■ Exercise task ■
Gather all lines with "channel" from the records.

■ Data for this exercise ■
↓↓↓

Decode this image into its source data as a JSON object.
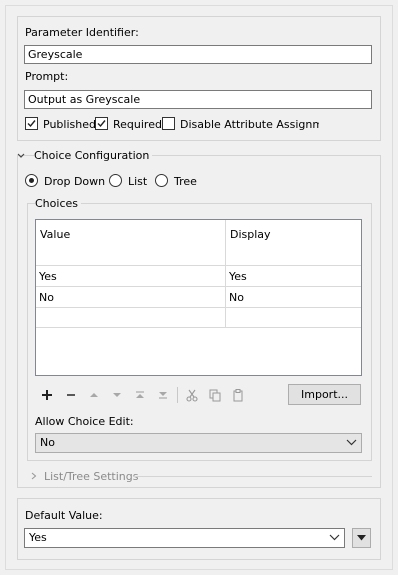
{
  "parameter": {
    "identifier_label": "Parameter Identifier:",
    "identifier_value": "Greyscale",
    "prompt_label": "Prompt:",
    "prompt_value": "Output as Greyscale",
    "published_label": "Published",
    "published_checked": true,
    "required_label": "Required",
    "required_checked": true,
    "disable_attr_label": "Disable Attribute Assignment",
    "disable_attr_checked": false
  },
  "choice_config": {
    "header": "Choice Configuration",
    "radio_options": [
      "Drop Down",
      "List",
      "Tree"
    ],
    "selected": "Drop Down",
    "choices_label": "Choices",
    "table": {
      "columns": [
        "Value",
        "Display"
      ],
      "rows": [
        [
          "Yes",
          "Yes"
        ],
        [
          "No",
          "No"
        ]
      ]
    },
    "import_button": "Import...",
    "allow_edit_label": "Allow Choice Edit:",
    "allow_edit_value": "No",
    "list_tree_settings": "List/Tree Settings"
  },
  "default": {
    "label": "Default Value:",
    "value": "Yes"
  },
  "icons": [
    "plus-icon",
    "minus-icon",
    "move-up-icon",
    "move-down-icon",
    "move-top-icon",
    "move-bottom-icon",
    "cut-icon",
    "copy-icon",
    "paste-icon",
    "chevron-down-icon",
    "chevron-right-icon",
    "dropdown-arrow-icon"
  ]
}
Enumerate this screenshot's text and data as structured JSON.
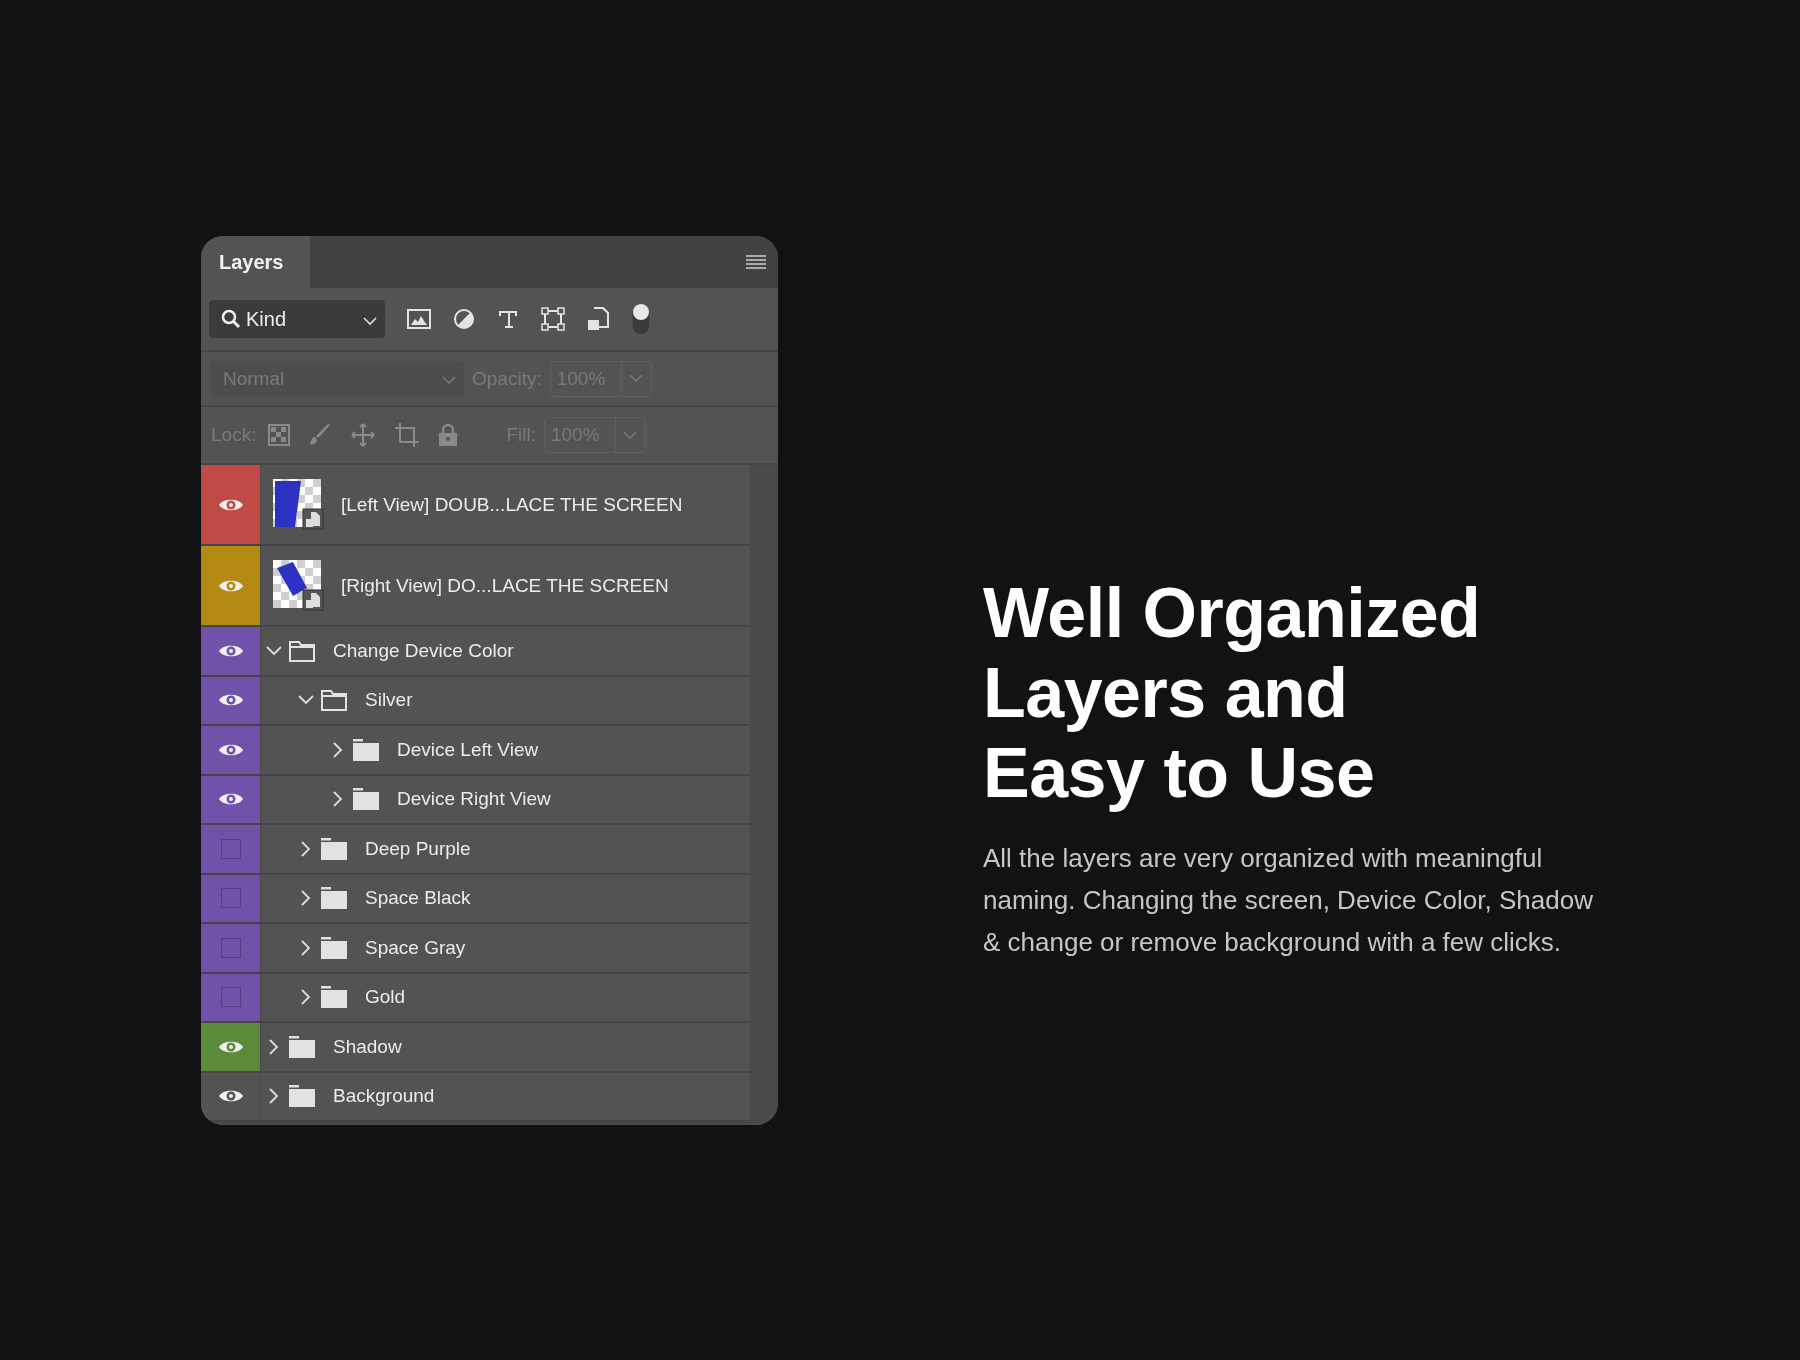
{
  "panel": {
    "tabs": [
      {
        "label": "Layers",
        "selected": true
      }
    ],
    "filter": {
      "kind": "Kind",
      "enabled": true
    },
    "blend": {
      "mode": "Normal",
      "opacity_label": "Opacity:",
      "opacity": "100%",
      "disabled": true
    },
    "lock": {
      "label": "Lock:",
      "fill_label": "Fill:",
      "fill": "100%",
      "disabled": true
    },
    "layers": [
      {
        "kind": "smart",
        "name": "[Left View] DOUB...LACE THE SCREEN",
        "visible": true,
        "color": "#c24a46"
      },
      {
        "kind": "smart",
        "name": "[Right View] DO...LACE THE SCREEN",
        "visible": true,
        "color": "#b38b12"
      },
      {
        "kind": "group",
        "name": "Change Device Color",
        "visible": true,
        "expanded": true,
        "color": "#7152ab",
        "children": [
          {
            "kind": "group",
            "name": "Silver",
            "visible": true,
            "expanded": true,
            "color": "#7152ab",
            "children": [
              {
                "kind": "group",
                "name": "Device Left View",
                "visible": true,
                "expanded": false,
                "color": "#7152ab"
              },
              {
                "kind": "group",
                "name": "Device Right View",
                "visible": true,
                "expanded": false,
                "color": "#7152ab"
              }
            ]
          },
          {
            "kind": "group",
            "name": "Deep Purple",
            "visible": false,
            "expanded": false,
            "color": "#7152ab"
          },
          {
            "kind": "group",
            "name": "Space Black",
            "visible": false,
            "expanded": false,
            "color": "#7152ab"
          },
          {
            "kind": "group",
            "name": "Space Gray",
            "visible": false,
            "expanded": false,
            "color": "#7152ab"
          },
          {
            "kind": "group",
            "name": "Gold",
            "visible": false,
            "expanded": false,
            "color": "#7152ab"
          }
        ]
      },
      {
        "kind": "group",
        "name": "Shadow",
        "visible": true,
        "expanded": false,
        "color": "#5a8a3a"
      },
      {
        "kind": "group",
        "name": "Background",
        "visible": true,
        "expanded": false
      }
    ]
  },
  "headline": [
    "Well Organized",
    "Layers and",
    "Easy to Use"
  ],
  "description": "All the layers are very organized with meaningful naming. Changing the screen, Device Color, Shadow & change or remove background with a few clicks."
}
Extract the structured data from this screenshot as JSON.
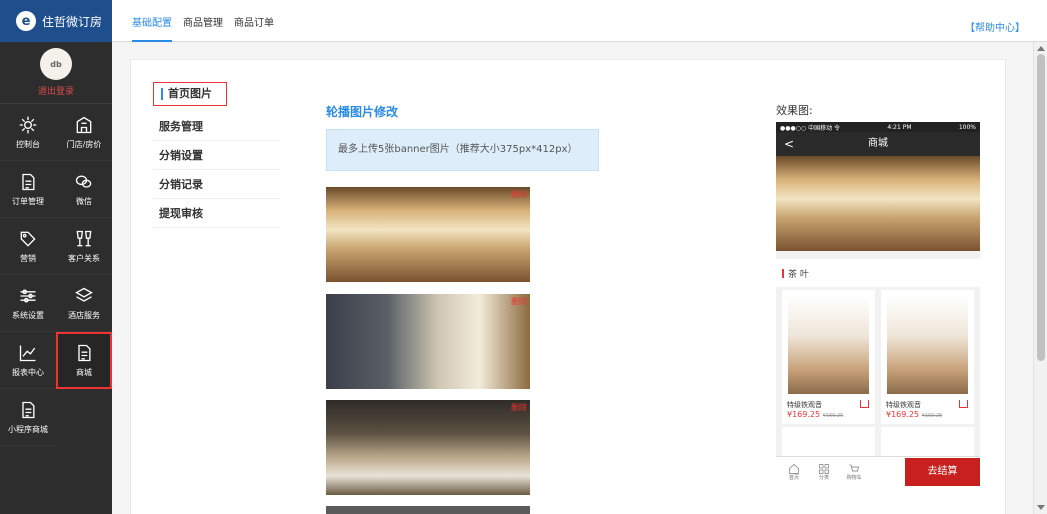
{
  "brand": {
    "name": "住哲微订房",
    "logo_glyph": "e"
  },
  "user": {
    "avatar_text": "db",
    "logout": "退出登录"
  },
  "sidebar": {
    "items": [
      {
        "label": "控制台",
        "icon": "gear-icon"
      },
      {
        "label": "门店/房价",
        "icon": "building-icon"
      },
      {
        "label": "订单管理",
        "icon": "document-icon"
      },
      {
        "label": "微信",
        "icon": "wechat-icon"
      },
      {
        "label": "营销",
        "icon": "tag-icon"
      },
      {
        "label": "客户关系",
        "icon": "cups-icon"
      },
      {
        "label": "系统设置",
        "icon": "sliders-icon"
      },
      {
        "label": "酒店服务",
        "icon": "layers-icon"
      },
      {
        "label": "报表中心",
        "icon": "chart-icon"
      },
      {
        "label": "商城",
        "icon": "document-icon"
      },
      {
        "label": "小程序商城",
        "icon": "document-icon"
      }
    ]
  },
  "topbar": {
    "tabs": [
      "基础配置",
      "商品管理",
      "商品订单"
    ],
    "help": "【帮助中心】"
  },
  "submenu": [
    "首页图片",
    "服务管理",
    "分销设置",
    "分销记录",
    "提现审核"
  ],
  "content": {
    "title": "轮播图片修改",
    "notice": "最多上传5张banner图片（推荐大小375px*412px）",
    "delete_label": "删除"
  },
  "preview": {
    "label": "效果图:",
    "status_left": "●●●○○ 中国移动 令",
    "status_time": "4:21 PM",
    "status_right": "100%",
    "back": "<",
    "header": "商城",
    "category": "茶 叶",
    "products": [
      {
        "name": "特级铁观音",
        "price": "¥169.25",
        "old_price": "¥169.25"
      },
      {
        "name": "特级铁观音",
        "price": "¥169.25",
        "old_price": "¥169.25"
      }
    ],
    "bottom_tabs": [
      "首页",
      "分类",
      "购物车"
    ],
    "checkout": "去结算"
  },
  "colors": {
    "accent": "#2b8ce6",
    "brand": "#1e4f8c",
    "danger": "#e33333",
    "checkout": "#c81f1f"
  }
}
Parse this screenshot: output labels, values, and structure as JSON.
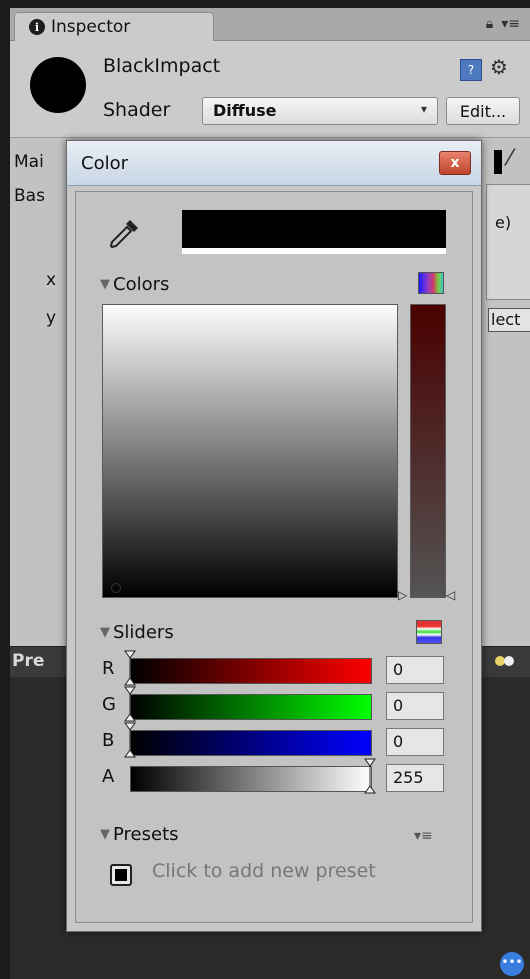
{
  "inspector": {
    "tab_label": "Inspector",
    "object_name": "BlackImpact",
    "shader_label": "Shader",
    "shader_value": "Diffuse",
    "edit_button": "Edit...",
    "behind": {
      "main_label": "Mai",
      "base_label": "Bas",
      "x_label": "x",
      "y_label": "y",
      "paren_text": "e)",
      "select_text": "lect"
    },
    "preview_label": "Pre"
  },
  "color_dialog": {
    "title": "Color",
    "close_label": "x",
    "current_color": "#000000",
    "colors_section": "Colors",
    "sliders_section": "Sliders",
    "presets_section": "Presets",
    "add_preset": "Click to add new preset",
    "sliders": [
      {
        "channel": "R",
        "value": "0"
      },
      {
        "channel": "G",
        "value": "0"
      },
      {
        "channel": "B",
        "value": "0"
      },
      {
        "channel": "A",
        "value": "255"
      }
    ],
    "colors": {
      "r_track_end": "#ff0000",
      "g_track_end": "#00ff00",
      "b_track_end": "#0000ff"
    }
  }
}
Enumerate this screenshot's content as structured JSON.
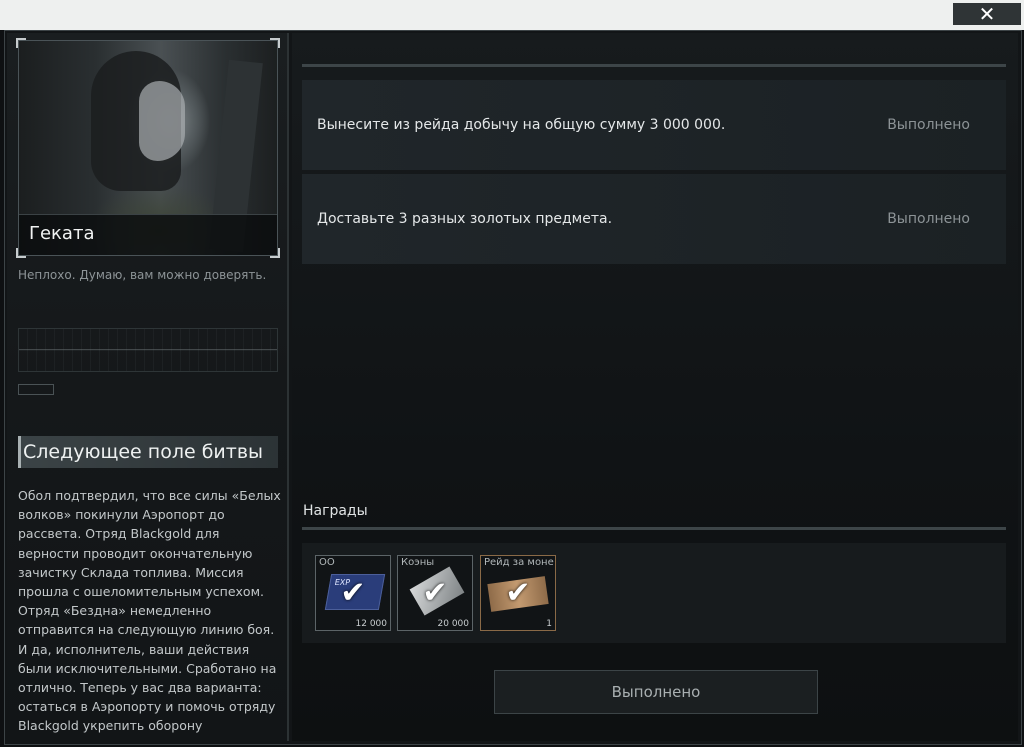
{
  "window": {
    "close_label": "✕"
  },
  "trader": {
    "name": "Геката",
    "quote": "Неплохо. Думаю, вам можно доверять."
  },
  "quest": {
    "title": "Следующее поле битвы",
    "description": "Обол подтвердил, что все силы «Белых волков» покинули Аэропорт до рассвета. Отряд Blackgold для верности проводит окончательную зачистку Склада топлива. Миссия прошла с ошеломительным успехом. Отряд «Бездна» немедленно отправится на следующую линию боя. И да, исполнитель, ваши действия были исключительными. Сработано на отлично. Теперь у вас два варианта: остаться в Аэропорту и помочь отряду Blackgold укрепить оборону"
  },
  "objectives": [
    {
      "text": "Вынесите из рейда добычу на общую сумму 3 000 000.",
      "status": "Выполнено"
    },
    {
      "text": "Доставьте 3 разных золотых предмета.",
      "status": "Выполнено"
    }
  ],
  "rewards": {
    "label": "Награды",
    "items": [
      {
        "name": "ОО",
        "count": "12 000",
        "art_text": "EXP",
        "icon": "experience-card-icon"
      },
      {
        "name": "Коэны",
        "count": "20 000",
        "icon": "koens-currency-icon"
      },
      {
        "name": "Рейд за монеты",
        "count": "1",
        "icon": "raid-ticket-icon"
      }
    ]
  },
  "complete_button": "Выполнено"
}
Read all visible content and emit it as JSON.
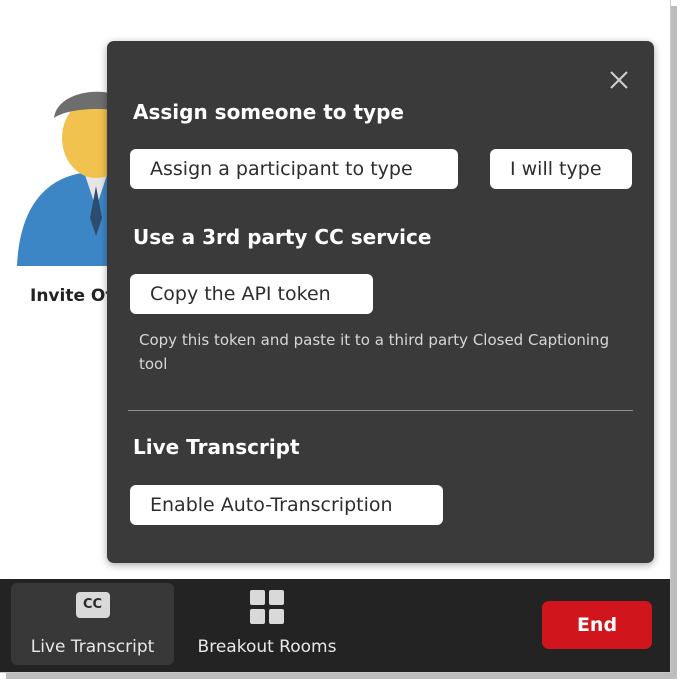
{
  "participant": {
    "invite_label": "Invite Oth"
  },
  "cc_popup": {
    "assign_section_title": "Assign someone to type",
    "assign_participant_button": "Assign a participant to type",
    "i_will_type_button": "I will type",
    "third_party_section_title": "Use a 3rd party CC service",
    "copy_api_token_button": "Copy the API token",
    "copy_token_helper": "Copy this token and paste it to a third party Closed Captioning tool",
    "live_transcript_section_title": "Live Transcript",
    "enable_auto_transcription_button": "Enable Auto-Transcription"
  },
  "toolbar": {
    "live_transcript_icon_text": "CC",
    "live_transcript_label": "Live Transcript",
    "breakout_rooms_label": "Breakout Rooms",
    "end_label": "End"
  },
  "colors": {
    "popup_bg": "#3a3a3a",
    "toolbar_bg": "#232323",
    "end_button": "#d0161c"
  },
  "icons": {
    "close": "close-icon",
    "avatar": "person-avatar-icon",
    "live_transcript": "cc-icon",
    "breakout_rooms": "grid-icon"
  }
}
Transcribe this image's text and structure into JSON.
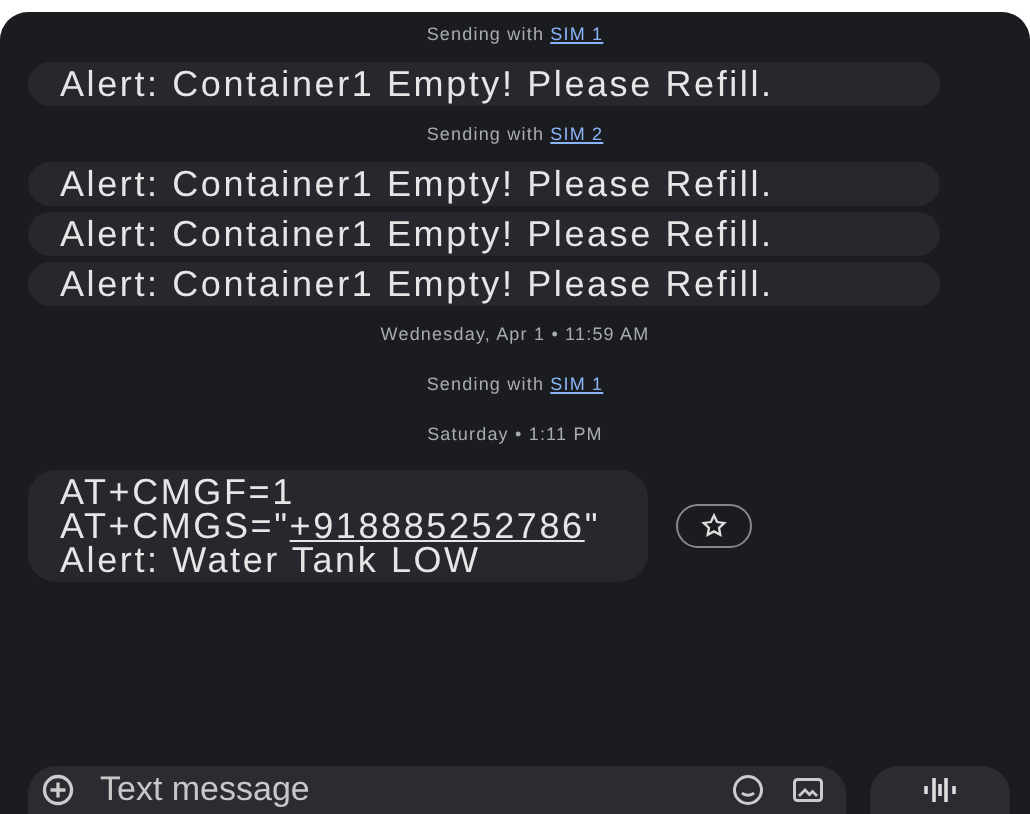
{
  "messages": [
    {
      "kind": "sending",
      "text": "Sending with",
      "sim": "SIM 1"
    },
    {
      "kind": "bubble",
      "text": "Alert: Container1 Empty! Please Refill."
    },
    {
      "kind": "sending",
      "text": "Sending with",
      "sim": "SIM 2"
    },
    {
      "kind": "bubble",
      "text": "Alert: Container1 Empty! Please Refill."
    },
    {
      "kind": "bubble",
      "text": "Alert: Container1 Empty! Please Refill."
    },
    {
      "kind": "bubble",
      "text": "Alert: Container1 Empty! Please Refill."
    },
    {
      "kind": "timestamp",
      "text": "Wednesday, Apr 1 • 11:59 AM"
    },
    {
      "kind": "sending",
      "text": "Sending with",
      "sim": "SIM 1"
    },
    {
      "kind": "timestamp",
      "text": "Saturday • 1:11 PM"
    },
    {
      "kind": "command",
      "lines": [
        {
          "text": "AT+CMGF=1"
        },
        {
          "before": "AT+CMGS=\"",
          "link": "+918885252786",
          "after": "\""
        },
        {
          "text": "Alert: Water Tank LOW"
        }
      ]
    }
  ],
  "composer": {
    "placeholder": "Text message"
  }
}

↑↑↑

■ Problem solution ■
        "channel": "R",
        "channel": "G",
        "channel": "B",
        "channel": "A",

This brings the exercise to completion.